Track down each line that has the word "Сторожинецького" and copy it.

[Stored items from a collection]
━━━━━━━━━━━━━━━━━━━━
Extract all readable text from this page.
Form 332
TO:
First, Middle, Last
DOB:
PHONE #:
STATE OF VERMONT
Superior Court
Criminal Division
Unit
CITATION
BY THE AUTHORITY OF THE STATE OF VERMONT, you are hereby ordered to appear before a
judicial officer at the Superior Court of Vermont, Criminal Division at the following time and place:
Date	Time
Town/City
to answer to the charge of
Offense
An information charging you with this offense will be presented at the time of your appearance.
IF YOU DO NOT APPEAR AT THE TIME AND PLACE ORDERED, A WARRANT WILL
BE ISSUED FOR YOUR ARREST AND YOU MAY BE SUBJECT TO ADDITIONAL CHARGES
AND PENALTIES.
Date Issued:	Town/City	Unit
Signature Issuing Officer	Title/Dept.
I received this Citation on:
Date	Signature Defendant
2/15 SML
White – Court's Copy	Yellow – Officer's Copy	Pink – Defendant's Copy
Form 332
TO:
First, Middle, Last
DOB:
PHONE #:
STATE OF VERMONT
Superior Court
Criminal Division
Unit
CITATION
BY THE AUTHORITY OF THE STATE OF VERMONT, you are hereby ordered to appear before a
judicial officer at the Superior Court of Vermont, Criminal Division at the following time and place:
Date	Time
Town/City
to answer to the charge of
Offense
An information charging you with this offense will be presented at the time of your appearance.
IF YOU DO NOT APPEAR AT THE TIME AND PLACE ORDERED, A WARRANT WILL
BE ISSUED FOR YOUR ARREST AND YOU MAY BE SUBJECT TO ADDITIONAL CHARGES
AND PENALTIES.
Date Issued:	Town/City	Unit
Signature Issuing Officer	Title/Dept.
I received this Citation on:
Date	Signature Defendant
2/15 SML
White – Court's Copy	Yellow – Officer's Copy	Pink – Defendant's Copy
━━━━━━━━━━━━━━━━━━━━
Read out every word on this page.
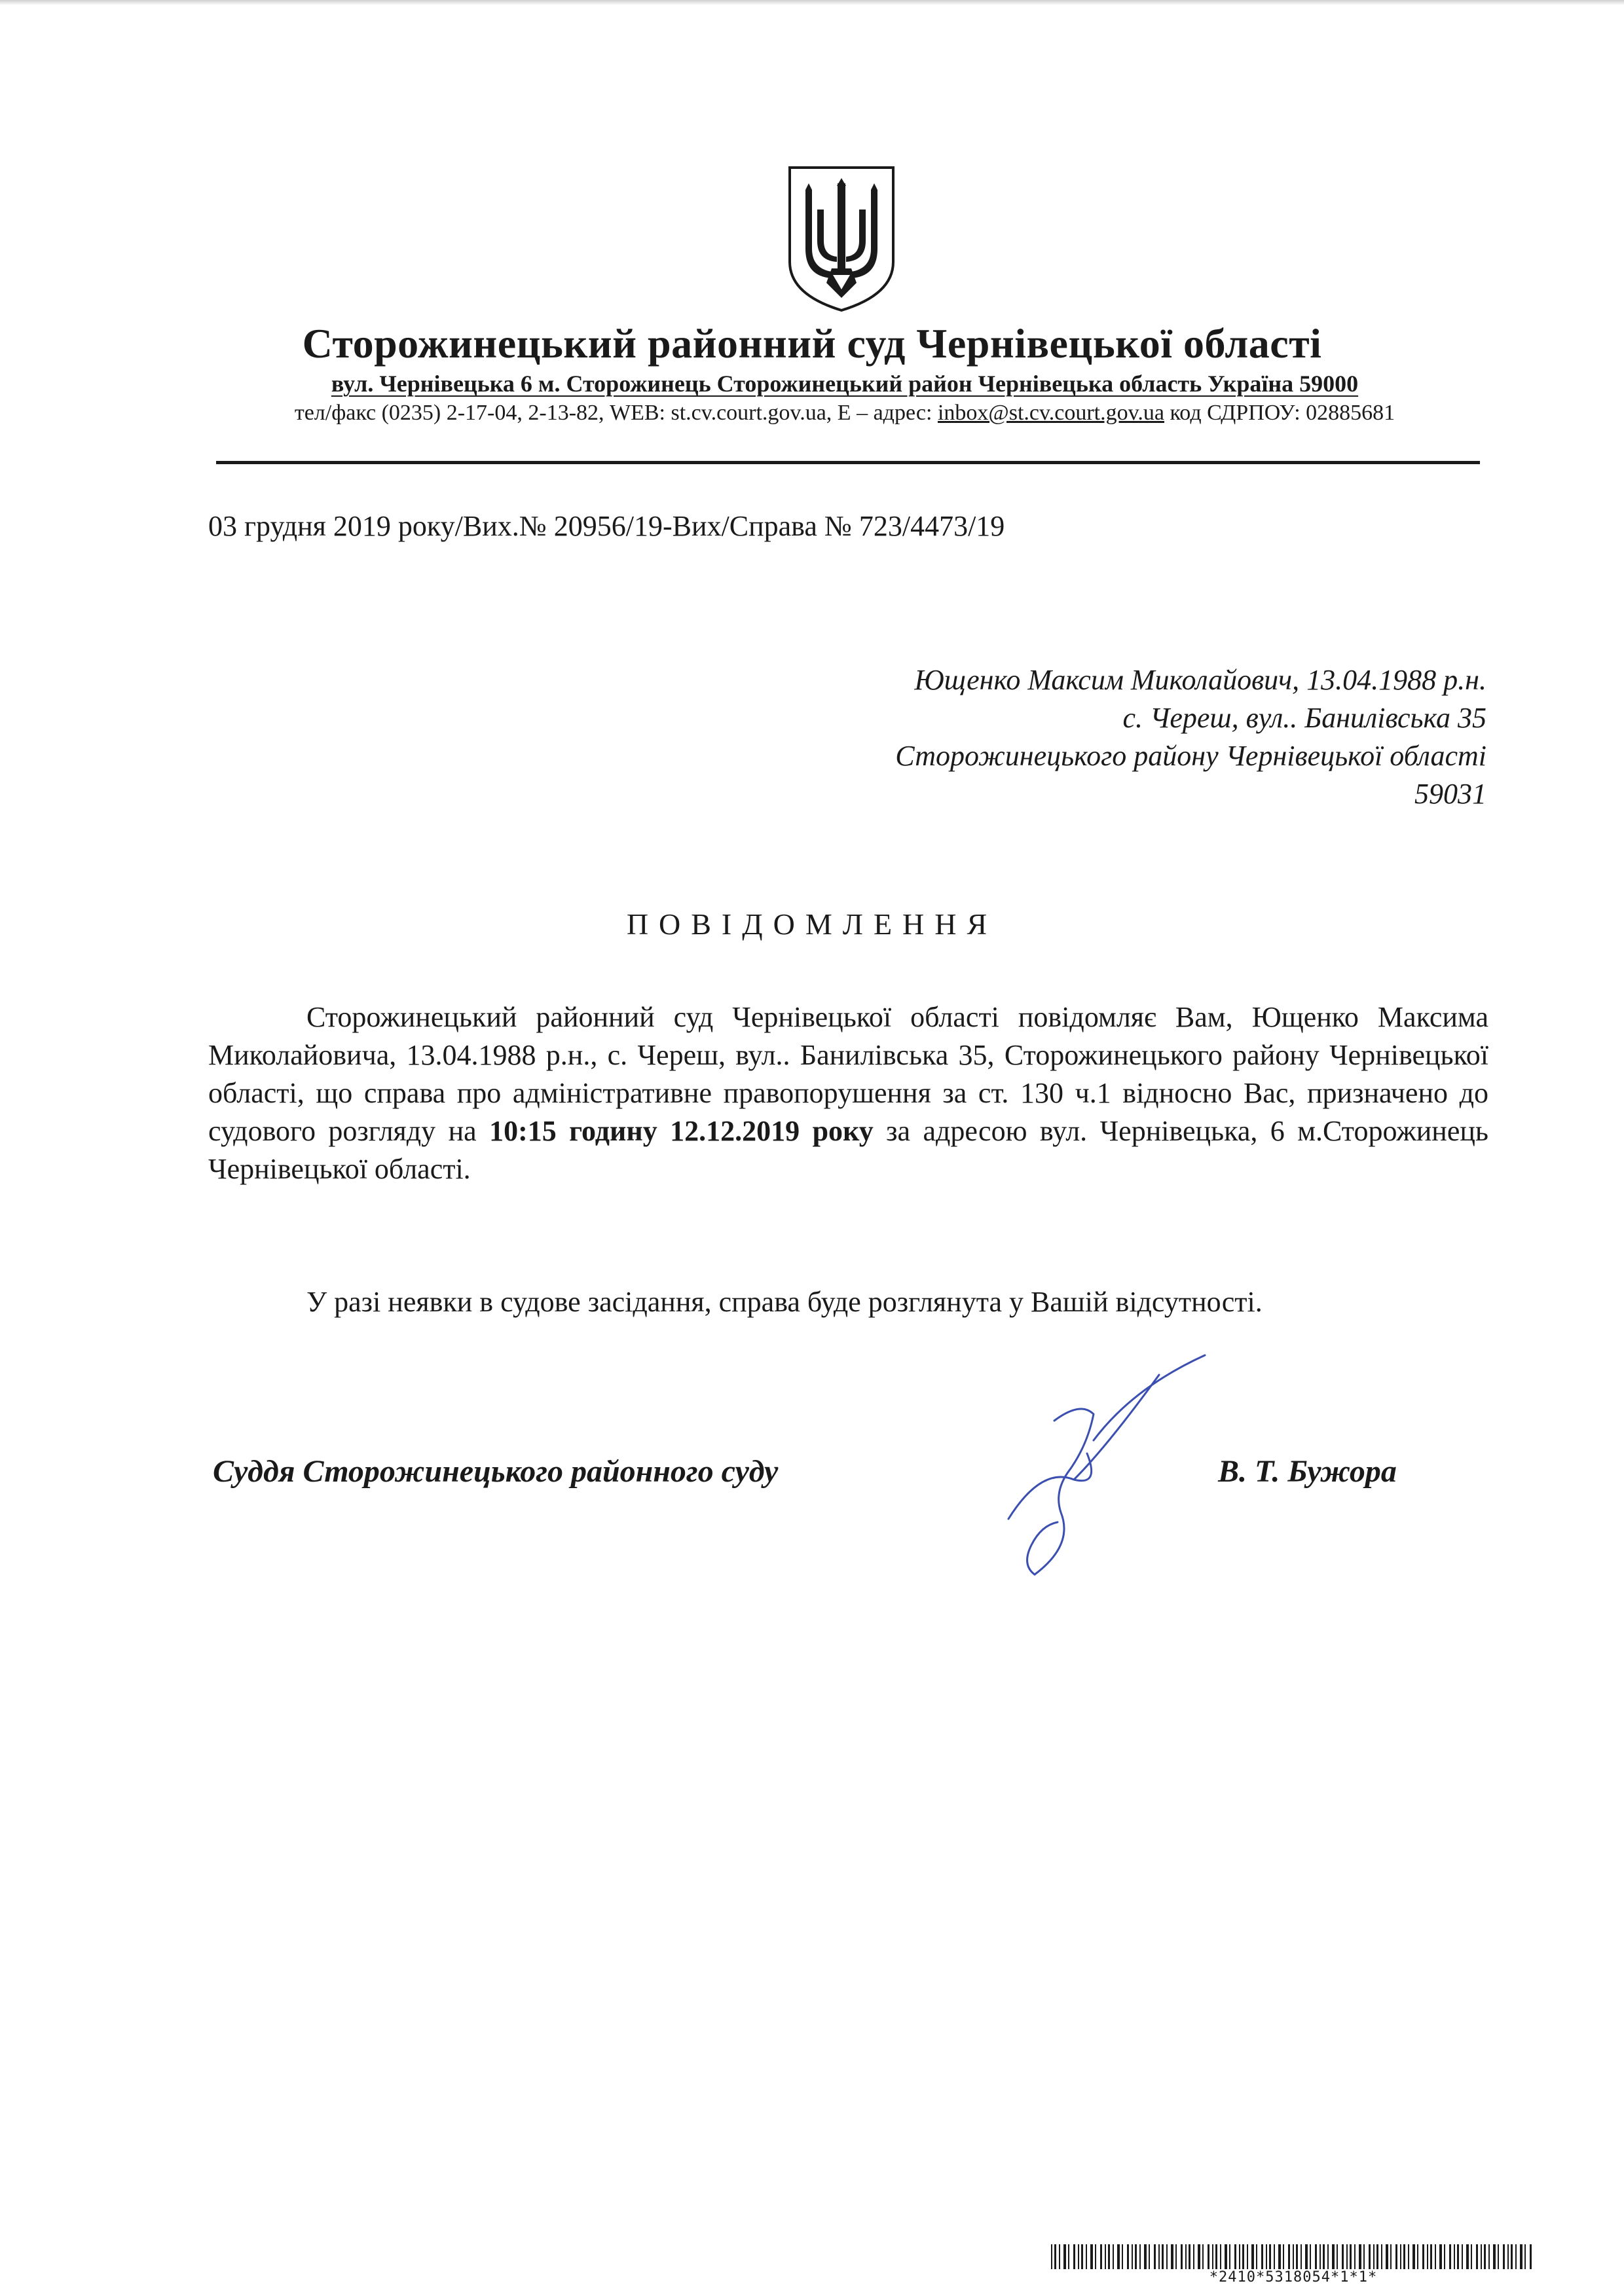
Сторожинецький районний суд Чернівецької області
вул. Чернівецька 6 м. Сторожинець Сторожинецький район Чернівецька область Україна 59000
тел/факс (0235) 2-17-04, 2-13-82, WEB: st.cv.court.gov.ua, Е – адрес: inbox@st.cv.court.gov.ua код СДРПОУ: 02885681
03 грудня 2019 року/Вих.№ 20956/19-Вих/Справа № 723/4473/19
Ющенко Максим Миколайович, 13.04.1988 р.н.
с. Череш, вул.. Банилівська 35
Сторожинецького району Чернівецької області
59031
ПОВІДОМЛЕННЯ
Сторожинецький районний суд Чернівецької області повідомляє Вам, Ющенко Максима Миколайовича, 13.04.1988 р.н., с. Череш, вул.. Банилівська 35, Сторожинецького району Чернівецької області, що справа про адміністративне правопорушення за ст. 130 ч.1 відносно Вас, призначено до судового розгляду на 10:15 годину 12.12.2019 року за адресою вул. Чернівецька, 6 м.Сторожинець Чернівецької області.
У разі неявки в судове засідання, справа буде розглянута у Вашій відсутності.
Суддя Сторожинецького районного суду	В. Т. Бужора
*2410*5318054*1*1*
━━━━━━━━━━━━━━━━━━━━
§ **Correct output**:
Сторожинецького району Чернівецької області
Сторожинецький районний суд Чернівецької області повідомляє Вам, Ющенко Максима Миколайовича, 13.04.1988 р.н., с. Череш, вул.. Банилівська 35, Сторожинецького району Чернівецької області, що справа про адміністративне правопорушення за ст. 130 ч.1 відносно Вас, призначено до судового розгляду на 10:15 годину 12.12.2019 року за адресою вул. Чернівецька, 6 м.Сторожинець Чернівецької області.
Суддя Сторожинецького районного суду	В. Т. Бужора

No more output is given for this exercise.